▸ Instructions to follow:
Select, from the material below, each line with "link" in it.

▸ Stored data entries:
※ ※ ※

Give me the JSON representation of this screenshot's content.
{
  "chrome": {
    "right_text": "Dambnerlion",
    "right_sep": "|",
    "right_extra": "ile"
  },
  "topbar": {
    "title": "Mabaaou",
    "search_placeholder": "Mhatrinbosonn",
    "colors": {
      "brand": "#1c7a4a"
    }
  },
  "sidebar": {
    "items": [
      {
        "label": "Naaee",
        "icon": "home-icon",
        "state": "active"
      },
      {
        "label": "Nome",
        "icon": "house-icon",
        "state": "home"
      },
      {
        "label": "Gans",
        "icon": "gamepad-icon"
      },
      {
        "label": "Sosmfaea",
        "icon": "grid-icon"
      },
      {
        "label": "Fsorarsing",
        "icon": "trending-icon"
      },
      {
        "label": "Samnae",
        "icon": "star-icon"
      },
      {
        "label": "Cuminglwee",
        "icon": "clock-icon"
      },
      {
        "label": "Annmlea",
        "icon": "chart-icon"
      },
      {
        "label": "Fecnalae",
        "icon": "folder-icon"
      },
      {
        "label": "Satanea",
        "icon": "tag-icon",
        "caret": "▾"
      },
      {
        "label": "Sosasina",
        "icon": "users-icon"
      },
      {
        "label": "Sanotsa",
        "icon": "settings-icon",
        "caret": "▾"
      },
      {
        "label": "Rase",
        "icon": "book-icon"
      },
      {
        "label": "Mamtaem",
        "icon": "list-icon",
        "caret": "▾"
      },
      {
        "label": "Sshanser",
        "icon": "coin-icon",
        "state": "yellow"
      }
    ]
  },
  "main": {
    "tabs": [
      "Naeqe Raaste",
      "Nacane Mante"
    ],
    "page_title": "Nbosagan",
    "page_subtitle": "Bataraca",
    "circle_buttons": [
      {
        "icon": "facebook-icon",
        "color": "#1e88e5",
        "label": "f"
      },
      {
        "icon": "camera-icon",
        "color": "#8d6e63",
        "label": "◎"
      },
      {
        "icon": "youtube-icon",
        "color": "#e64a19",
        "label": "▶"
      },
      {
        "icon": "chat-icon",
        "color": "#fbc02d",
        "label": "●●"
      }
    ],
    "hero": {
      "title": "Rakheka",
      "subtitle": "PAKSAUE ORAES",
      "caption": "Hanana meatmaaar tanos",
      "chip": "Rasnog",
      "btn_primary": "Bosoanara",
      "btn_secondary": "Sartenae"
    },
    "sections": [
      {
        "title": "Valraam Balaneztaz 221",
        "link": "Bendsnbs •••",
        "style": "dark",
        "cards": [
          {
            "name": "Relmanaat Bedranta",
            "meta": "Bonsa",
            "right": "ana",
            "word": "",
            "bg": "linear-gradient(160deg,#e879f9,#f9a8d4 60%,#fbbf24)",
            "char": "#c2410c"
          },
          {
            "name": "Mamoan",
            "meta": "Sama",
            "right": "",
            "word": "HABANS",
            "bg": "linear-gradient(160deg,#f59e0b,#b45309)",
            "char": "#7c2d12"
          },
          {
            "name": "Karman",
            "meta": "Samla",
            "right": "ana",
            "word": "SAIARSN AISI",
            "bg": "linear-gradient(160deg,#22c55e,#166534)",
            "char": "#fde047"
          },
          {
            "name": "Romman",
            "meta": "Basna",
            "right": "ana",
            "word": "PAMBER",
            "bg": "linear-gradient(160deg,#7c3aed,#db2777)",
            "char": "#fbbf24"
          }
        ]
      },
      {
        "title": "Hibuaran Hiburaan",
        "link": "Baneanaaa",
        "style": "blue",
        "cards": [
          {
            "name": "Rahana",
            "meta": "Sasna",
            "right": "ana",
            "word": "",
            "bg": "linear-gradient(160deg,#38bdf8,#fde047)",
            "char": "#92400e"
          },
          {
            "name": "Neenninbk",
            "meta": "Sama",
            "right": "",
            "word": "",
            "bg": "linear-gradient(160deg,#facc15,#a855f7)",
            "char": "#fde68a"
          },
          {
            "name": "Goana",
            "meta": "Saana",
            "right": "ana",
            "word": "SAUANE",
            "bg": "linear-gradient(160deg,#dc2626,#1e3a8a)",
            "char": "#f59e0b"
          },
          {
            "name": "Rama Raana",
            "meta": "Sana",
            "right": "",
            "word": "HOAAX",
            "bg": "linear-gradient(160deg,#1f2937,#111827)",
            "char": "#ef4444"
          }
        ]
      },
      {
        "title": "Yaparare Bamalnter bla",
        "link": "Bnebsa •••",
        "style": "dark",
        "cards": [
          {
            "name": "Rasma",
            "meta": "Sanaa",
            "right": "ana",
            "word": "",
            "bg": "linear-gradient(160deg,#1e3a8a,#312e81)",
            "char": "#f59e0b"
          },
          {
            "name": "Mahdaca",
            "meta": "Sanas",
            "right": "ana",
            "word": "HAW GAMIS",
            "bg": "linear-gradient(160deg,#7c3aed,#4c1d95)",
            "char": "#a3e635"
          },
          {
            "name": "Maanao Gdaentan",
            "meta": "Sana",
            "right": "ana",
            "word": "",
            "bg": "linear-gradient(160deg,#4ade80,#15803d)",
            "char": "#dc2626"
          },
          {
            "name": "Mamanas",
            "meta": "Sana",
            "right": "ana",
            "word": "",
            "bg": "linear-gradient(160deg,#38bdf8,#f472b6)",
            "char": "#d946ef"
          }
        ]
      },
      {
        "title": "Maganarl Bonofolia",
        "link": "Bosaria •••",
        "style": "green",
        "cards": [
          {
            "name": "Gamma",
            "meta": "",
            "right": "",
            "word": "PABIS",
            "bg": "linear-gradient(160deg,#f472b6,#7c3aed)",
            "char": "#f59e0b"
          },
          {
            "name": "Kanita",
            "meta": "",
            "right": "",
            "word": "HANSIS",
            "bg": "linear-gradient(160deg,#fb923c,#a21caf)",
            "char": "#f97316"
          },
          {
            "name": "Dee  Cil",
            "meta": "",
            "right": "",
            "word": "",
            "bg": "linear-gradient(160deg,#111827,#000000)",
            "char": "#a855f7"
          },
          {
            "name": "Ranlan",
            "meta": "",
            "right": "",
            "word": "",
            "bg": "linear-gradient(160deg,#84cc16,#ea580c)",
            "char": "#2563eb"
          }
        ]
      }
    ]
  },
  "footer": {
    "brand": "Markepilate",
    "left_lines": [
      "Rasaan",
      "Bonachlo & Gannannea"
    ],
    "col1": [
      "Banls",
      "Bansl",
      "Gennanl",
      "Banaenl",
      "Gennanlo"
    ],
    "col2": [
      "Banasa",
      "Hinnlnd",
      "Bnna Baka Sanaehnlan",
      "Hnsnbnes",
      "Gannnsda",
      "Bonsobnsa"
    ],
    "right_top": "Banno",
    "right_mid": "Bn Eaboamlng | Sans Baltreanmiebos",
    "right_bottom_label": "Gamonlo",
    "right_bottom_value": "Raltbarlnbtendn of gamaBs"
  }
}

※ ※ ※

▸ Answer in full:
        "link": "Bendsnbs •••",
        "link": "Baneanaaa",
        "link": "Bnebsa •••",
        "link": "Bosaria •••",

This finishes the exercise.